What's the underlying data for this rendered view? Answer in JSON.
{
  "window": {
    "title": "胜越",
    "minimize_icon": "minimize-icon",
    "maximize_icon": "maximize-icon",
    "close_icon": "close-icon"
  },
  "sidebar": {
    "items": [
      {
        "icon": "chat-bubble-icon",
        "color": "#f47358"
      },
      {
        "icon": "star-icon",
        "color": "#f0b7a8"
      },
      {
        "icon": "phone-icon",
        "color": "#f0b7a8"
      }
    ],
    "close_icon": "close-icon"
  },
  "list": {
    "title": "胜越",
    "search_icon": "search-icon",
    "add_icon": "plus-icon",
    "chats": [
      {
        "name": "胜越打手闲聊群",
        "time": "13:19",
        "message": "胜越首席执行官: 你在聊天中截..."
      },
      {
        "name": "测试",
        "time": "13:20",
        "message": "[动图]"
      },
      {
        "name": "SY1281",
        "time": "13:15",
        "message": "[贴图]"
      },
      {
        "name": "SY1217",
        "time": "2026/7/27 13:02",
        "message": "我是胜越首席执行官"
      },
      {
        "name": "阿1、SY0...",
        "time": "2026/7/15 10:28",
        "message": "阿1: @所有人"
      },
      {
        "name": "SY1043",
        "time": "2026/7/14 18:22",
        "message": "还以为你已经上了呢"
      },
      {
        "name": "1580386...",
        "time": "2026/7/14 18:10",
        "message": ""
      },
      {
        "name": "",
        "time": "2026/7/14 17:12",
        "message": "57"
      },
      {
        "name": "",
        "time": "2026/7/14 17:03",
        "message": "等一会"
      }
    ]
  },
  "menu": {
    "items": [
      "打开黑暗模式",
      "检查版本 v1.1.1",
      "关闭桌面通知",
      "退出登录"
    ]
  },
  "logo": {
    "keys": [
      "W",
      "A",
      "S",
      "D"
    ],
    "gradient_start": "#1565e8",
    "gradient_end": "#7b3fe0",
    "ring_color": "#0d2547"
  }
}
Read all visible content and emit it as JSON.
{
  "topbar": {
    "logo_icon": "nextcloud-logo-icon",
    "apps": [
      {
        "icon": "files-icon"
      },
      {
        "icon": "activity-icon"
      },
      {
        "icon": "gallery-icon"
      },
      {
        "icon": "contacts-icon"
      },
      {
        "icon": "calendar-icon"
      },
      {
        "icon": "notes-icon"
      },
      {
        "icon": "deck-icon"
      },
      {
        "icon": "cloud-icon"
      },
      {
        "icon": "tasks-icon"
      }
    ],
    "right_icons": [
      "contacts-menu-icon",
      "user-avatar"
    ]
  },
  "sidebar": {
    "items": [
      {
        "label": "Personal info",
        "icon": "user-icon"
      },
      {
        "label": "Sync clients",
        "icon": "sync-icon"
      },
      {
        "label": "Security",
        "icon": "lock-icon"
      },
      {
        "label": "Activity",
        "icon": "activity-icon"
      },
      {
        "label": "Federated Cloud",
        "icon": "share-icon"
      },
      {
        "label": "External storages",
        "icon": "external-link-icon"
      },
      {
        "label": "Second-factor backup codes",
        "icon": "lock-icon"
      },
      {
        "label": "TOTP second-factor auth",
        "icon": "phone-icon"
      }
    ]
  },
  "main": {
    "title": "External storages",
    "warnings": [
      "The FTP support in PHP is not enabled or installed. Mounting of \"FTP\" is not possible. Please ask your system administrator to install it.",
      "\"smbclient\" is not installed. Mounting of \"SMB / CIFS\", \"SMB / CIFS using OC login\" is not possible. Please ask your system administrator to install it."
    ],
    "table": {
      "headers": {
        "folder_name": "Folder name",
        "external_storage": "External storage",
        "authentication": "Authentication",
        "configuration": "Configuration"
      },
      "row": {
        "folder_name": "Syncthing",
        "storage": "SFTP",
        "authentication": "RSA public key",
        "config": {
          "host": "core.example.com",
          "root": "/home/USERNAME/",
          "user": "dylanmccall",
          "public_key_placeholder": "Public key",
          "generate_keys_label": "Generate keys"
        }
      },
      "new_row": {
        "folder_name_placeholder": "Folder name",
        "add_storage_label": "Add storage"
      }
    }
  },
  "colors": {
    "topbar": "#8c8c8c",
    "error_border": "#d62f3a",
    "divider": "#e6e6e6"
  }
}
---
• [DO THIS]: Reproduce the full listing exactly.

• [SOLVED EXERCISE]:
What's the underlying data for this rendered view? Answer in JSON.
{
  "window": {
    "title": "胜越",
    "minimize_icon": "minimize-icon",
    "maximize_icon": "maximize-icon",
    "close_icon": "close-icon"
  },
  "sidebar": {
    "items": [
      {
        "icon": "chat-bubble-icon",
        "color": "#f47358"
      },
      {
        "icon": "star-icon",
        "color": "#f0b7a8"
      },
      {
        "icon": "phone-icon",
        "color": "#f0b7a8"
      }
    ],
    "close_icon": "close-icon"
  },
  "list": {
    "title": "胜越",
    "search_icon": "search-icon",
    "add_icon": "plus-icon",
    "chats": [
      {
        "name": "胜越打手闲聊群",
        "time": "13:19",
        "message": "胜越首席执行官: 你在聊天中截..."
      },
      {
        "name": "测试",
        "time": "13:20",
        "message": "[动图]"
      },
      {
        "name": "SY1281",
        "time": "13:15",
        "message": "[贴图]"
      },
      {
        "name": "SY1217",
        "time": "2026/7/27 13:02",
        "message": "我是胜越首席执行官"
      },
      {
        "name": "阿1、SY0...",
        "time": "2026/7/15 10:28",
        "message": "阿1: @所有人"
      },
      {
        "name": "SY1043",
        "time": "2026/7/14 18:22",
        "message": "还以为你已经上了呢"
      },
      {
        "name": "1580386...",
        "time": "2026/7/14 18:10",
        "message": ""
      },
      {
        "name": "",
        "time": "2026/7/14 17:12",
        "message": "57"
      },
      {
        "name": "",
        "time": "2026/7/14 17:03",
        "message": "等一会"
      }
    ]
  },
  "menu": {
    "items": [
      "打开黑暗模式",
      "检查版本 v1.1.1",
      "关闭桌面通知",
      "退出登录"
    ]
  },
  "logo": {
    "keys": [
      "W",
      "A",
      "S",
      "D"
    ],
    "gradient_start": "#1565e8",
    "gradient_end": "#7b3fe0",
    "ring_color": "#0d2547"
  }
}
Read all visible content and emit it as JSON.
{
  "topbar": {
    "logo_icon": "nextcloud-logo-icon",
    "apps": [
      {
        "icon": "files-icon"
      },
      {
        "icon": "activity-icon"
      },
      {
        "icon": "gallery-icon"
      },
      {
        "icon": "contacts-icon"
      },
      {
        "icon": "calendar-icon"
      },
      {
        "icon": "notes-icon"
      },
      {
        "icon": "deck-icon"
      },
      {
        "icon": "cloud-icon"
      },
      {
        "icon": "tasks-icon"
      }
    ],
    "right_icons": [
      "contacts-menu-icon",
      "user-avatar"
    ]
  },
  "sidebar": {
    "items": [
      {
        "label": "Personal info",
        "icon": "user-icon"
      },
      {
        "label": "Sync clients",
        "icon": "sync-icon"
      },
      {
        "label": "Security",
        "icon": "lock-icon"
      },
      {
        "label": "Activity",
        "icon": "activity-icon"
      },
      {
        "label": "Federated Cloud",
        "icon": "share-icon"
      },
      {
        "label": "External storages",
        "icon": "external-link-icon"
      },
      {
        "label": "Second-factor backup codes",
        "icon": "lock-icon"
      },
      {
        "label": "TOTP second-factor auth",
        "icon": "phone-icon"
      }
    ]
  },
  "main": {
    "title": "External storages",
    "warnings": [
      "The FTP support in PHP is not enabled or installed. Mounting of \"FTP\" is not possible. Please ask your system administrator to install it.",
      "\"smbclient\" is not installed. Mounting of \"SMB / CIFS\", \"SMB / CIFS using OC login\" is not possible. Please ask your system administrator to install it."
    ],
    "table": {
      "headers": {
        "folder_name": "Folder name",
        "external_storage": "External storage",
        "authentication": "Authentication",
        "configuration": "Configuration"
      },
      "row": {
        "folder_name": "Syncthing",
        "storage": "SFTP",
        "authentication": "RSA public key",
        "config": {
          "host": "core.example.com",
          "root": "/home/USERNAME/",
          "user": "dylanmccall",
          "public_key_placeholder": "Public key",
          "generate_keys_label": "Generate keys"
        }
      },
      "new_row": {
        "folder_name_placeholder": "Folder name",
        "add_storage_label": "Add storage"
      }
    }
  },
  "colors": {
    "topbar": "#8c8c8c",
    "error_border": "#d62f3a",
    "divider": "#e6e6e6"
  }
}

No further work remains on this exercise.